Given exercise - Restate the data word for word and leave the images out.

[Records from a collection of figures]
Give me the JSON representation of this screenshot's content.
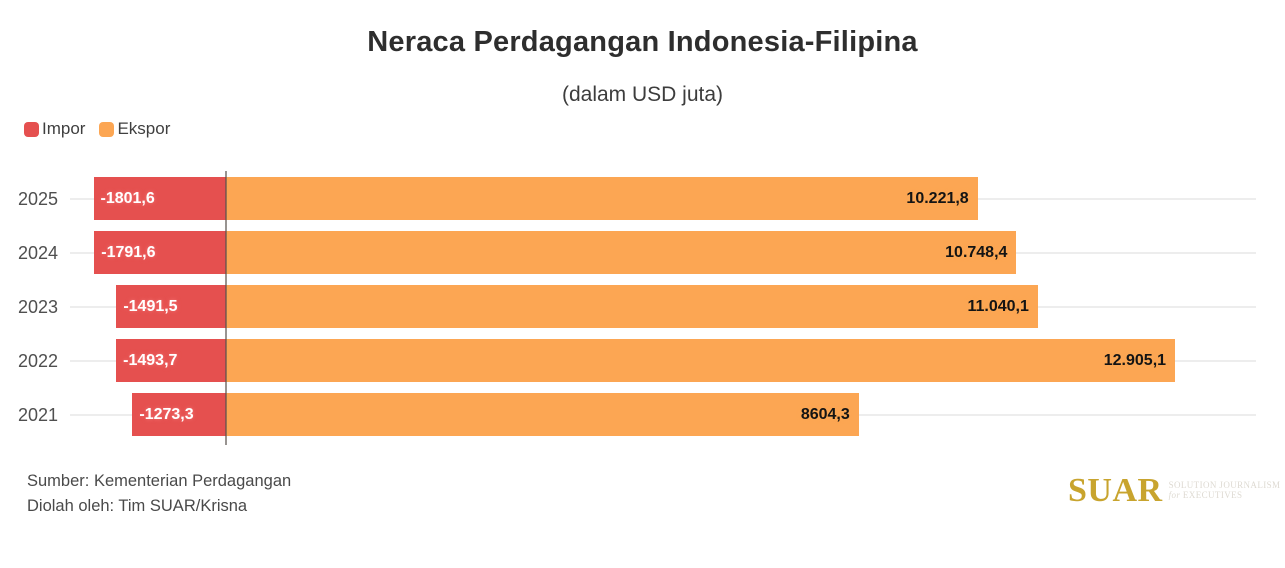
{
  "header": {
    "title": "Neraca Perdagangan Indonesia-Filipina",
    "subtitle": "(dalam USD juta)"
  },
  "chart_data": {
    "type": "bar",
    "orientation": "horizontal",
    "title": "Neraca Perdagangan Indonesia-Filipina",
    "subtitle": "(dalam USD juta)",
    "unit": "USD juta",
    "categories": [
      "2025",
      "2024",
      "2023",
      "2022",
      "2021"
    ],
    "series": [
      {
        "name": "Impor",
        "color": "#e5504f",
        "values": [
          -1801.6,
          -1791.6,
          -1491.5,
          -1493.7,
          -1273.3
        ],
        "labels": [
          "-1801,6",
          "-1791,6",
          "-1491,5",
          "-1493,7",
          "-1273,3"
        ]
      },
      {
        "name": "Ekspor",
        "color": "#fca653",
        "values": [
          10221.8,
          10748.4,
          11040.1,
          12905.1,
          8604.3
        ],
        "labels": [
          "10.221,8",
          "10.748,4",
          "11.040,1",
          "12.905,1",
          "8604,3"
        ]
      }
    ],
    "xlabel": "",
    "ylabel": "",
    "xlim": [
      -2120,
      14270
    ],
    "grid": true,
    "legend_position": "top-left"
  },
  "legend": {
    "items": [
      {
        "label": "Impor",
        "color": "#e5504f"
      },
      {
        "label": "Ekspor",
        "color": "#fca653"
      }
    ]
  },
  "footer": {
    "source": "Sumber: Kementerian Perdagangan",
    "credit": "Diolah oleh: Tim SUAR/Krisna"
  },
  "logo": {
    "name": "SUAR",
    "tagline_line1": "SOLUTION JOURNALISM",
    "tagline_for": "for",
    "tagline_line2": " EXECUTIVES",
    "color": "#c8a42e"
  },
  "colors": {
    "impor": "#e5504f",
    "ekspor": "#fca653",
    "background": "#ffffff",
    "gridline": "#ededed",
    "axis": "#58524e",
    "title_text": "#2e2e2e",
    "logo_gold": "#c8a42e"
  }
}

Solved problem -
Give me the JSON representation of this screenshot's content.
{
  "header": {
    "title": "Neraca Perdagangan Indonesia-Filipina",
    "subtitle": "(dalam USD juta)"
  },
  "chart_data": {
    "type": "bar",
    "orientation": "horizontal",
    "title": "Neraca Perdagangan Indonesia-Filipina",
    "subtitle": "(dalam USD juta)",
    "unit": "USD juta",
    "categories": [
      "2025",
      "2024",
      "2023",
      "2022",
      "2021"
    ],
    "series": [
      {
        "name": "Impor",
        "color": "#e5504f",
        "values": [
          -1801.6,
          -1791.6,
          -1491.5,
          -1493.7,
          -1273.3
        ],
        "labels": [
          "-1801,6",
          "-1791,6",
          "-1491,5",
          "-1493,7",
          "-1273,3"
        ]
      },
      {
        "name": "Ekspor",
        "color": "#fca653",
        "values": [
          10221.8,
          10748.4,
          11040.1,
          12905.1,
          8604.3
        ],
        "labels": [
          "10.221,8",
          "10.748,4",
          "11.040,1",
          "12.905,1",
          "8604,3"
        ]
      }
    ],
    "xlabel": "",
    "ylabel": "",
    "xlim": [
      -2120,
      14270
    ],
    "grid": true,
    "legend_position": "top-left"
  },
  "legend": {
    "items": [
      {
        "label": "Impor",
        "color": "#e5504f"
      },
      {
        "label": "Ekspor",
        "color": "#fca653"
      }
    ]
  },
  "footer": {
    "source": "Sumber: Kementerian Perdagangan",
    "credit": "Diolah oleh: Tim SUAR/Krisna"
  },
  "logo": {
    "name": "SUAR",
    "tagline_line1": "SOLUTION JOURNALISM",
    "tagline_for": "for",
    "tagline_line2": " EXECUTIVES",
    "color": "#c8a42e"
  },
  "colors": {
    "impor": "#e5504f",
    "ekspor": "#fca653",
    "background": "#ffffff",
    "gridline": "#ededed",
    "axis": "#58524e",
    "title_text": "#2e2e2e",
    "logo_gold": "#c8a42e"
  }
}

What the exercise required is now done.